* Stated goal: Find each line that has the string "link" and give the total, with nothing else.

※ ※ ※

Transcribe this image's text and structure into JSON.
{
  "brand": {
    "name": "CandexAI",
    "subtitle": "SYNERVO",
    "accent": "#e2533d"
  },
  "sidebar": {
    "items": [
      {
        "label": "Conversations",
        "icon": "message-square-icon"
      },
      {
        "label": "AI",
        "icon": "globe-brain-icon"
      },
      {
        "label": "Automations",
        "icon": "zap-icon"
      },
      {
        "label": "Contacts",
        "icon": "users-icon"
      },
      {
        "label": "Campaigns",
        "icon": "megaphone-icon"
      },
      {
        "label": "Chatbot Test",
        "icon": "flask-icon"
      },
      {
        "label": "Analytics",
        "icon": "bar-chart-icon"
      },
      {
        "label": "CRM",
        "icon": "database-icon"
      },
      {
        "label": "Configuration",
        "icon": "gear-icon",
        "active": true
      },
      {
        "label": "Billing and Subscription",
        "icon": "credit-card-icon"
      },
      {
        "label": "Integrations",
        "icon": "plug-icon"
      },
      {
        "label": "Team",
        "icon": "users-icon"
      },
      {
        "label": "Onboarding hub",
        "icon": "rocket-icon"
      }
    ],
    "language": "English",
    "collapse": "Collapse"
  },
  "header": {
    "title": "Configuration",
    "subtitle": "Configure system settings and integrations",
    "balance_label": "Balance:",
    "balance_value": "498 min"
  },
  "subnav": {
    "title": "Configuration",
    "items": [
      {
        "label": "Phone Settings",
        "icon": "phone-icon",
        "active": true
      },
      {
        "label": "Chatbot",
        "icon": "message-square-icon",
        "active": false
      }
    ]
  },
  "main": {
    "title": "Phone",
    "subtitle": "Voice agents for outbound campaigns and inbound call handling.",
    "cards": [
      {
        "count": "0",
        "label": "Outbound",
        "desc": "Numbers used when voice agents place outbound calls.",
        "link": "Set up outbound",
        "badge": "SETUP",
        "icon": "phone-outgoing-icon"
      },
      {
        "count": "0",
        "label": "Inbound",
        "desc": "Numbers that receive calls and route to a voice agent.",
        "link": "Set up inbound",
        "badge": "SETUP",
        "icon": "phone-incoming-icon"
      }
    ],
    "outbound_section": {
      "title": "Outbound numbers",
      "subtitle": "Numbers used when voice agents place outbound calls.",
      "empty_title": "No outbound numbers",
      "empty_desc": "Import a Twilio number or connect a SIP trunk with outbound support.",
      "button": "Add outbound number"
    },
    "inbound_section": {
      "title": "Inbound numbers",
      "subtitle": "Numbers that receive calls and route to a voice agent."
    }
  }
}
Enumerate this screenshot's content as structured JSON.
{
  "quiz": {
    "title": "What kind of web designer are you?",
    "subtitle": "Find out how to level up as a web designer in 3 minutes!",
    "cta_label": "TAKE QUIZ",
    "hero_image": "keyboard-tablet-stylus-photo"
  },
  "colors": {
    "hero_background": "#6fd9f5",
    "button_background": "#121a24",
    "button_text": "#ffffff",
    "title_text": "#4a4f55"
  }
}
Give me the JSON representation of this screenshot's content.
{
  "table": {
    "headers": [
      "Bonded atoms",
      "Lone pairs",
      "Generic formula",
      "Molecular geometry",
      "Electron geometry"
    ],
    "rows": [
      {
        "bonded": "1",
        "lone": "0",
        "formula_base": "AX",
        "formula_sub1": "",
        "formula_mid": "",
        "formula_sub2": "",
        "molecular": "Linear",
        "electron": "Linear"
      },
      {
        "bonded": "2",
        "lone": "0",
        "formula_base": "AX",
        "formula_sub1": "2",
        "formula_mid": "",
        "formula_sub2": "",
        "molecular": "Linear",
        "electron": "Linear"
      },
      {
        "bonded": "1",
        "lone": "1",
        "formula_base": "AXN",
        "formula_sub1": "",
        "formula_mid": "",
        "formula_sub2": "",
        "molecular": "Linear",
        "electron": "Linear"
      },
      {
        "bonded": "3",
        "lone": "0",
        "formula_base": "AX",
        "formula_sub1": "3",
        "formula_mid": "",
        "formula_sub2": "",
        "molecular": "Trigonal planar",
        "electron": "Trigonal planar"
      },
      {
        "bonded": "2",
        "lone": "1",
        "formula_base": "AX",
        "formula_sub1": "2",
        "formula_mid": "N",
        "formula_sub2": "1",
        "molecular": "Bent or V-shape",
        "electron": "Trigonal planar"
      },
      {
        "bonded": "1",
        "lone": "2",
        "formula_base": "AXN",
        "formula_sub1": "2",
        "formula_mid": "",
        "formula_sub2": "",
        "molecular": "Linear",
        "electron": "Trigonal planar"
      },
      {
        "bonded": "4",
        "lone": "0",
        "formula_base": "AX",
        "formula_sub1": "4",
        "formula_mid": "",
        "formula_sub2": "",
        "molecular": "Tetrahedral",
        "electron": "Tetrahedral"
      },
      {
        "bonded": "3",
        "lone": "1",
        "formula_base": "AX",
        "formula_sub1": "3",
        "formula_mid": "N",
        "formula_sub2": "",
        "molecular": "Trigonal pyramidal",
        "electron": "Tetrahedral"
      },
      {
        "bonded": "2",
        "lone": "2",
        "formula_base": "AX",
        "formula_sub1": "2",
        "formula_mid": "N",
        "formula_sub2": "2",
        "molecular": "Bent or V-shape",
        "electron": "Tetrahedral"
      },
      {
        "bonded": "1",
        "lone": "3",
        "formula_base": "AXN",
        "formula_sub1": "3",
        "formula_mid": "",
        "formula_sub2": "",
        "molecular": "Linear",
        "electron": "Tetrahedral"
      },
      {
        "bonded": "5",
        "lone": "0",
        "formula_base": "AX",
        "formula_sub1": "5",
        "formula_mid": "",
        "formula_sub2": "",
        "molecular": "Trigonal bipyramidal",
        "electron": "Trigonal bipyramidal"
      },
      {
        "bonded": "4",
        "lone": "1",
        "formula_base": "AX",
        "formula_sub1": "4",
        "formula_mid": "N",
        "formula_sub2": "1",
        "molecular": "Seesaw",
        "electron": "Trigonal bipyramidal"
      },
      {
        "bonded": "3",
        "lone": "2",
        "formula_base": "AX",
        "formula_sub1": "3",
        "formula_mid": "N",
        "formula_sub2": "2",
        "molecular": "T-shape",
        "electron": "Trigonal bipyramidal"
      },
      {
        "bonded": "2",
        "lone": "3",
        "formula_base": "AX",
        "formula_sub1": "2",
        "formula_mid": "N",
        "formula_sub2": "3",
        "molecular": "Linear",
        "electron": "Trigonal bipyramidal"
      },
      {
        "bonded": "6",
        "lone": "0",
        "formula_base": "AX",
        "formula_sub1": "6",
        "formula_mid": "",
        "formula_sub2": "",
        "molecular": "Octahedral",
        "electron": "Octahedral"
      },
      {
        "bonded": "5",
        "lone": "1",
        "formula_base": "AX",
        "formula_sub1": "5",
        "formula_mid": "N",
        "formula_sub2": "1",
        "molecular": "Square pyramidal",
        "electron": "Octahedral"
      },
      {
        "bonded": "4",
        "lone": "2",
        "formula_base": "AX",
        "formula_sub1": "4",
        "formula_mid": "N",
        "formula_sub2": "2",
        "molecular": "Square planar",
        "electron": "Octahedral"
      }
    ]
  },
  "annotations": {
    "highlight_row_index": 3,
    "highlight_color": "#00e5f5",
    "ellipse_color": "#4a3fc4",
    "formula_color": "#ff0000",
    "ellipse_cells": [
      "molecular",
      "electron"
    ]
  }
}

※ ※ ※

* Correct response: 2